**节选文本:**
+ + + + +

Legislative power

出处:按学科分类—政治、法律 法律出版社《津美国法律百科辞典》第414页(6069字)

立法制定法律

联邦立法

州政府和地方政府立法

立法权:立法制定法律

现代制定法律的机构是长期以来与君主权力斗争的结果。最初由君主传唤王国内各“领地”(estates)的代表们(贵族、僧侣、有封地的绅士和城镇官员)开会以商讨“筹款方式”(即岁入)充实国库。这些代表们(称为议会——parliaments)逐步从君主那里争取到更多的权力。17世纪当北美洲在建立殖民地的时候,英国的议会正忙于巩固制定法律的控制权。

在殖民地制定法律的过程和英国议会是一模一样的。当地事务主要由选举产生的议员管理。王室任命的总督(governor)代表着王室的利益,但他们通常谋求与殖民者和平相处。被王室否决的殖民地议会提案是几乎没有的,并且由于远隔大西洋的通信困难使之肯定不赶趟。当英国人在18世纪60年代决定加紧对殖民地的控制时,当地议会很自然地和它们的选民站到了一边,向英国王室主张它们应有的权利。

面临英国王室的威胁,殖民地议会在1774年和1775~1776年先后两次组织代表团召开美洲大陆会议(continental congress)。美国在1774年9月5日第一次制定国家法律,所有殖民地只有一个例外,其余的都派遣代表团参加了在费城召开的第一次大陆会议。作为对英国进一步挑衅的回应,殖民者开始为一个共同的目标努力。第二次大陆会议颁布了由托斯·杰斐逊(Thomas Jefferson)起草的宣布独立的决议案。

+ + + + +

**所给记录:**
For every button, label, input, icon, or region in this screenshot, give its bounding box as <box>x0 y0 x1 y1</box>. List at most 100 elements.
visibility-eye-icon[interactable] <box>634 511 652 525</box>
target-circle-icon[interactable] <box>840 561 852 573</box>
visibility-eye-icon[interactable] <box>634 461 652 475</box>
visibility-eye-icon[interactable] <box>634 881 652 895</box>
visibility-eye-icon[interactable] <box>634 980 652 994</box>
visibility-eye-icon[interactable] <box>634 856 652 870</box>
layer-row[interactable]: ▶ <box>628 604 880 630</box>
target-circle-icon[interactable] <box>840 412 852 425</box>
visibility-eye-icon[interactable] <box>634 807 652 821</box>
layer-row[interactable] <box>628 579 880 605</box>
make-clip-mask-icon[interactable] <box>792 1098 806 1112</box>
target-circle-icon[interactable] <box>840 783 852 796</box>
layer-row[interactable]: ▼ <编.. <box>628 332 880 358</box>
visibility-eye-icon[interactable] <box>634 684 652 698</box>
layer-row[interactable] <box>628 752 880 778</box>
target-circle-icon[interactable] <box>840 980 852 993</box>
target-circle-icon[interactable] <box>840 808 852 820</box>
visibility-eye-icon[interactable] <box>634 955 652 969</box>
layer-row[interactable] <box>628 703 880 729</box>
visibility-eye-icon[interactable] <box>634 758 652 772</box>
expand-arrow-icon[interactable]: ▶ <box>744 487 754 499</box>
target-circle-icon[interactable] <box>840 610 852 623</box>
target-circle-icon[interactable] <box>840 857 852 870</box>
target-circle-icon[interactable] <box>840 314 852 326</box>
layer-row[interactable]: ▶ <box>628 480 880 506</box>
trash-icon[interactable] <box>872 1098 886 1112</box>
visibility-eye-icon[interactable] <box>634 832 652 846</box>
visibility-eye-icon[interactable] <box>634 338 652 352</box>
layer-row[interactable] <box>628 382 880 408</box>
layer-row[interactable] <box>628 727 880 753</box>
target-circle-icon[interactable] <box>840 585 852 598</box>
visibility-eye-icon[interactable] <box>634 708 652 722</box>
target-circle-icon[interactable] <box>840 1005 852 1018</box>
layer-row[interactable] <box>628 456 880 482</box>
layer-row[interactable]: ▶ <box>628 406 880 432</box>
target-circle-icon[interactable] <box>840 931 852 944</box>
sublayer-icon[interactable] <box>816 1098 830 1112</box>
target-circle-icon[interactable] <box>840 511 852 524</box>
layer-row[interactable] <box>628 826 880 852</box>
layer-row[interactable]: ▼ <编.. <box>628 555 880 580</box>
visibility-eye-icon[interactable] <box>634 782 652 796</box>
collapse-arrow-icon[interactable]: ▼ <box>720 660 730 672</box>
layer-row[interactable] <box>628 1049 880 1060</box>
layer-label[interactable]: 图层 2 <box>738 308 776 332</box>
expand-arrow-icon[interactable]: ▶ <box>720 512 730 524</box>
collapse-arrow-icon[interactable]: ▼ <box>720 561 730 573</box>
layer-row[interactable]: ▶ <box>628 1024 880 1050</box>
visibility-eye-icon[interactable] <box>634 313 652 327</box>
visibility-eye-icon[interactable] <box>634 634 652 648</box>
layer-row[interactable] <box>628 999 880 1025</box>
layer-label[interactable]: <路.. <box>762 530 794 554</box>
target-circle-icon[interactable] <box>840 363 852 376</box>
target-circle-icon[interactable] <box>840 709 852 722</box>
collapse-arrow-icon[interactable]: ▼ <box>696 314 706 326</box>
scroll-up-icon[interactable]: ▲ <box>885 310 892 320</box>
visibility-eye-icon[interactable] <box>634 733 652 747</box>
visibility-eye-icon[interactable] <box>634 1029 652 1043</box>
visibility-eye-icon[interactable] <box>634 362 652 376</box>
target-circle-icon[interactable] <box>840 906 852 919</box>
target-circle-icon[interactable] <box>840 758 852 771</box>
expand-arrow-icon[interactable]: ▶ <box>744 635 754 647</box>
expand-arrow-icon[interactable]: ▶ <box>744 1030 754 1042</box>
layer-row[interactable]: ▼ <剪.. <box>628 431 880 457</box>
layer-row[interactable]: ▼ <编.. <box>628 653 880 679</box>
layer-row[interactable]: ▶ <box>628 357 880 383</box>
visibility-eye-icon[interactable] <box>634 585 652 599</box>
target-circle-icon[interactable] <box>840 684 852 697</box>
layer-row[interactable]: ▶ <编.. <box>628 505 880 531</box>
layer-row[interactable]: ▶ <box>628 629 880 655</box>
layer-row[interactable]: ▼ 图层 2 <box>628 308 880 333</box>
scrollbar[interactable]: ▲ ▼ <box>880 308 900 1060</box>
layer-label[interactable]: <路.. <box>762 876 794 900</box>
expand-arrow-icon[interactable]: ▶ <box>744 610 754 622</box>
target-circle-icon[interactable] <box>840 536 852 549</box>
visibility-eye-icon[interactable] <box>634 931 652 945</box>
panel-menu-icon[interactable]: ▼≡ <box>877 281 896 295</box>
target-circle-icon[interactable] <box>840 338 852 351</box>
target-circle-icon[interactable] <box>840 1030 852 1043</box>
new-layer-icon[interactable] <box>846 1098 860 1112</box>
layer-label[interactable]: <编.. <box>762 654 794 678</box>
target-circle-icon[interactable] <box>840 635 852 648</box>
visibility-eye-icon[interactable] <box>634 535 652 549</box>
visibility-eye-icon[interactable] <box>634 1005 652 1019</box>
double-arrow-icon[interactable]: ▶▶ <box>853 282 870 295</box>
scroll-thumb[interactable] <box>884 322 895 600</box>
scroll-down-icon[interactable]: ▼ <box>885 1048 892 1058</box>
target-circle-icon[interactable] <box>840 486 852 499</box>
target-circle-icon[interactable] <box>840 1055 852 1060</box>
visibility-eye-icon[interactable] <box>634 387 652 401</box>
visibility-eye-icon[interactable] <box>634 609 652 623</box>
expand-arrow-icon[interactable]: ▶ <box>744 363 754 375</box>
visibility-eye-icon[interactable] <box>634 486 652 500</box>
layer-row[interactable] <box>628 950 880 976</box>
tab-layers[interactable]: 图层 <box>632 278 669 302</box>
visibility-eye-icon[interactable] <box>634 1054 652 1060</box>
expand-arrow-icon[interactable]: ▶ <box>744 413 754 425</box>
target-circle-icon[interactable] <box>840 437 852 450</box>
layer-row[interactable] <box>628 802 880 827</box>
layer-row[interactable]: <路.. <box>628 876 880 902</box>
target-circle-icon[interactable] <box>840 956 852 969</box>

+ + + + +

**待解问题:**
a - 从记录的开头起，到含有“visibility-eye-icon[interactable] <box>634 980”的那一行为止（两端都包括），把其中的“visibility-eye-icon”全部替换为“eye-toggle-icon”，其余内容不变，重新写出这些行。
b - 请接着关于立法权的节选文本最后一句往下续写。

**依次结果:**
a -
For every button, label, input, icon, or region in this screenshot, give its bounding box as <box>x0 y0 x1 y1</box>. List at most 100 elements.
eye-toggle-icon[interactable] <box>634 511 652 525</box>
target-circle-icon[interactable] <box>840 561 852 573</box>
eye-toggle-icon[interactable] <box>634 461 652 475</box>
eye-toggle-icon[interactable] <box>634 881 652 895</box>
eye-toggle-icon[interactable] <box>634 980 652 994</box>

b -
在新的发展阶段中,这些立法机构得到的授权几乎是全部统治权。在美国的第一部宪法中(又称十三州邦联章程,Articles of Confederation)创建了一个国会(congress),但没有行政和司法的机构。这个结构性的弱点使代表团在1887年再次聚集到费城,在那里他们制定了全新的宪法(constitution),其中确立了三权分立形式的权力构架。

第一届国会(1789~1791年)建立了3个行政部门,组织了司法部门,设计了一个批准新的候选领地成为合众国成员州的程序,颁布了偿付革命战争所借债务的计划,起草了12项需要各州政府认可的宪法修正案(constitutional amendment,其中的十项成为了人权法案,Bill of Righis),他们还在马里兰和弗吉尼亚州之间的波托马克河岸边选定了新首都的地址。初期的国会还通过了旨在帮助工业(专利和版权)、科学发展(路易斯和克拉克的探险)和改善基础设施(道路和运河)等法案。

在第一个世纪中,国会最大的失败是它没能通过立法解决奴隶制(slavery)的问题。在南北战争(Civil War)之后,国会通过宪法内战修正案,即第十三修正案和第十五修正案,得到新的权力授权。1913年第十六修正案又授予国会征收所得税的权力。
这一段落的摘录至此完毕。